══ Provided records ══

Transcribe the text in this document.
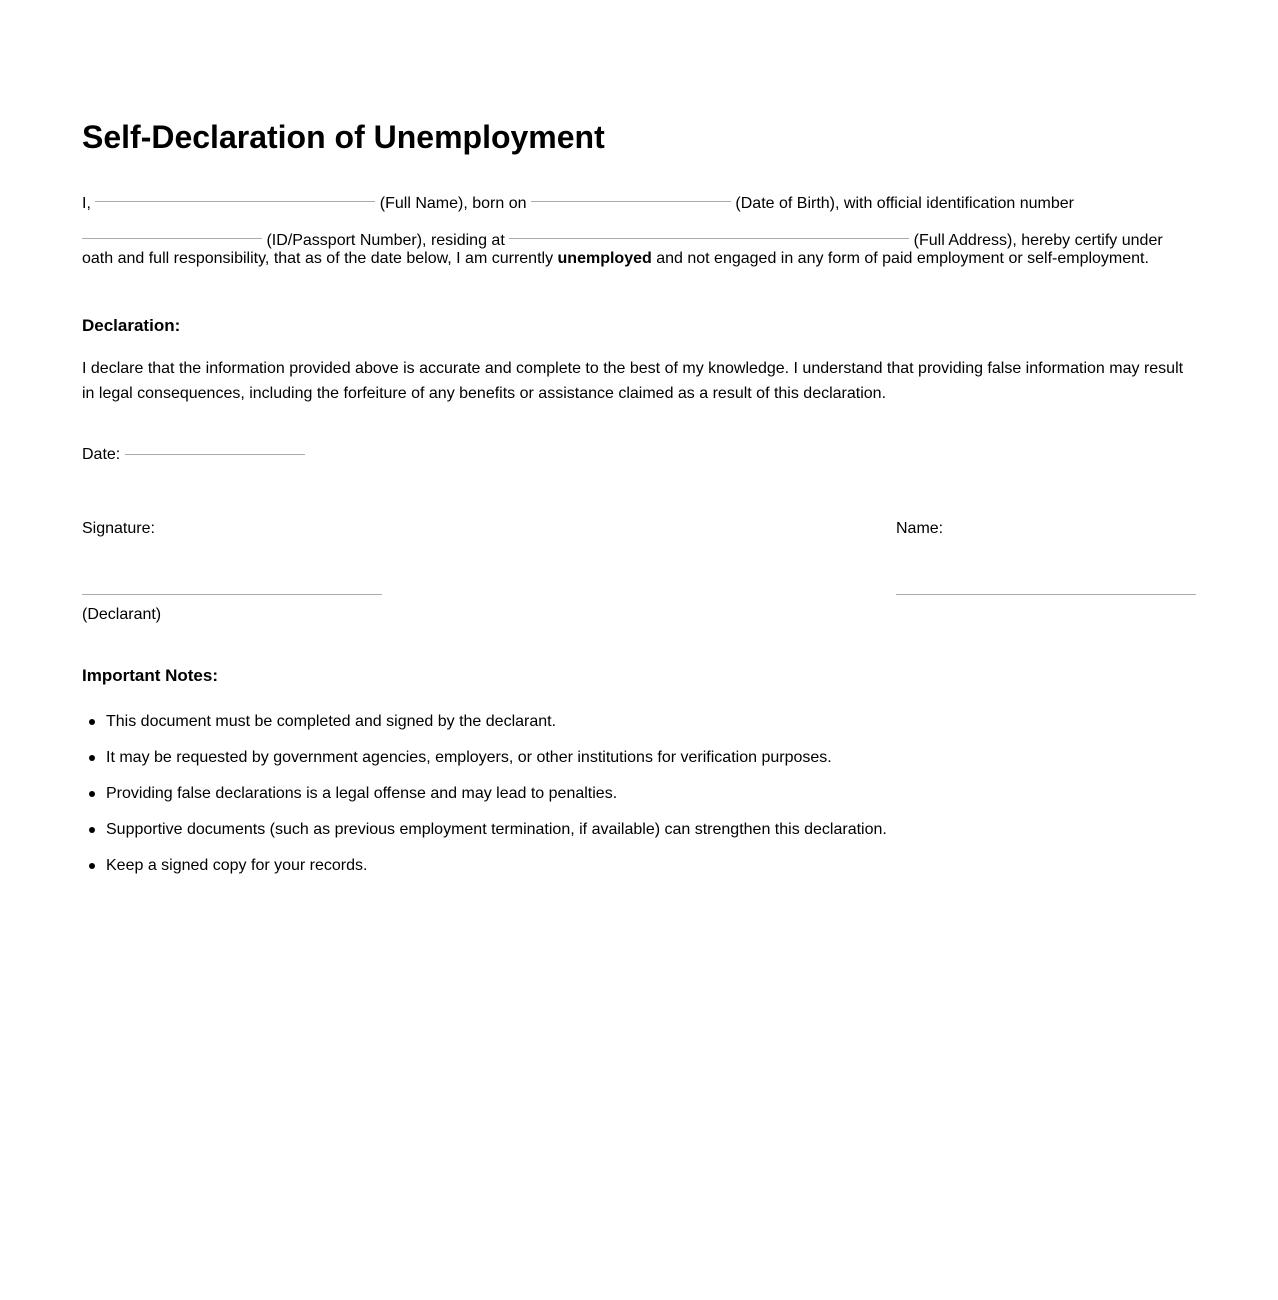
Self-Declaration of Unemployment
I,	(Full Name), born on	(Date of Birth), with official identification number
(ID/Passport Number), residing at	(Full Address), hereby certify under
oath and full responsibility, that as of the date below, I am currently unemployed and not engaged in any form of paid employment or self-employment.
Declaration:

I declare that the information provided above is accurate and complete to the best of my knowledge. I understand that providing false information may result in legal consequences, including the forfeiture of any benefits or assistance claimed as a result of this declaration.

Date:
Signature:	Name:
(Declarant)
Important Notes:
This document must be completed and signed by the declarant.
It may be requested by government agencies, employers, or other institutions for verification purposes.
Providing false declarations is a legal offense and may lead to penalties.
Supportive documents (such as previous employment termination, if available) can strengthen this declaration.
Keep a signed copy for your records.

═══

Select and copy every line of the listing with the word "Name".

I,	(Full Name), born on	(Date of Birth), with official identification number
Signature:	Name:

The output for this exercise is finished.